* Begin *

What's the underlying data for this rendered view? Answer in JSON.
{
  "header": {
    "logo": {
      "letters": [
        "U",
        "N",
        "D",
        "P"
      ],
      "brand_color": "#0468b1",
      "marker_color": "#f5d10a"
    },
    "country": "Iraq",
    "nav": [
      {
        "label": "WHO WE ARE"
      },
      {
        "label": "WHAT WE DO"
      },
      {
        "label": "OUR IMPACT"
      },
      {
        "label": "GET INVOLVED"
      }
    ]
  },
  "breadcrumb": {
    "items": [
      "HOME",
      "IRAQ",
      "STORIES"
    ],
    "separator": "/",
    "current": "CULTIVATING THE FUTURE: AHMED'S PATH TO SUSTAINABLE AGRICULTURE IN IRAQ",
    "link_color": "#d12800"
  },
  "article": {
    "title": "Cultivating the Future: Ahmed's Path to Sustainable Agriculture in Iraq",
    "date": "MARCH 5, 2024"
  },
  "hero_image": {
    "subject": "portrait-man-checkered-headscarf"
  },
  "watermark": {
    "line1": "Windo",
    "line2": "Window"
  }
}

* End *

* **SHORT EXERCISE**
Print the records above exactly as they appear.

* **OUTPUT OF THE EXERCISE**
What's the underlying data for this rendered view? Answer in JSON.
{
  "header": {
    "logo": {
      "letters": [
        "U",
        "N",
        "D",
        "P"
      ],
      "brand_color": "#0468b1",
      "marker_color": "#f5d10a"
    },
    "country": "Iraq",
    "nav": [
      {
        "label": "WHO WE ARE"
      },
      {
        "label": "WHAT WE DO"
      },
      {
        "label": "OUR IMPACT"
      },
      {
        "label": "GET INVOLVED"
      }
    ]
  },
  "breadcrumb": {
    "items": [
      "HOME",
      "IRAQ",
      "STORIES"
    ],
    "separator": "/",
    "current": "CULTIVATING THE FUTURE: AHMED'S PATH TO SUSTAINABLE AGRICULTURE IN IRAQ",
    "link_color": "#d12800"
  },
  "article": {
    "title": "Cultivating the Future: Ahmed's Path to Sustainable Agriculture in Iraq",
    "date": "MARCH 5, 2024"
  },
  "hero_image": {
    "subject": "portrait-man-checkered-headscarf"
  },
  "watermark": {
    "line1": "Windo",
    "line2": "Window"
  }
}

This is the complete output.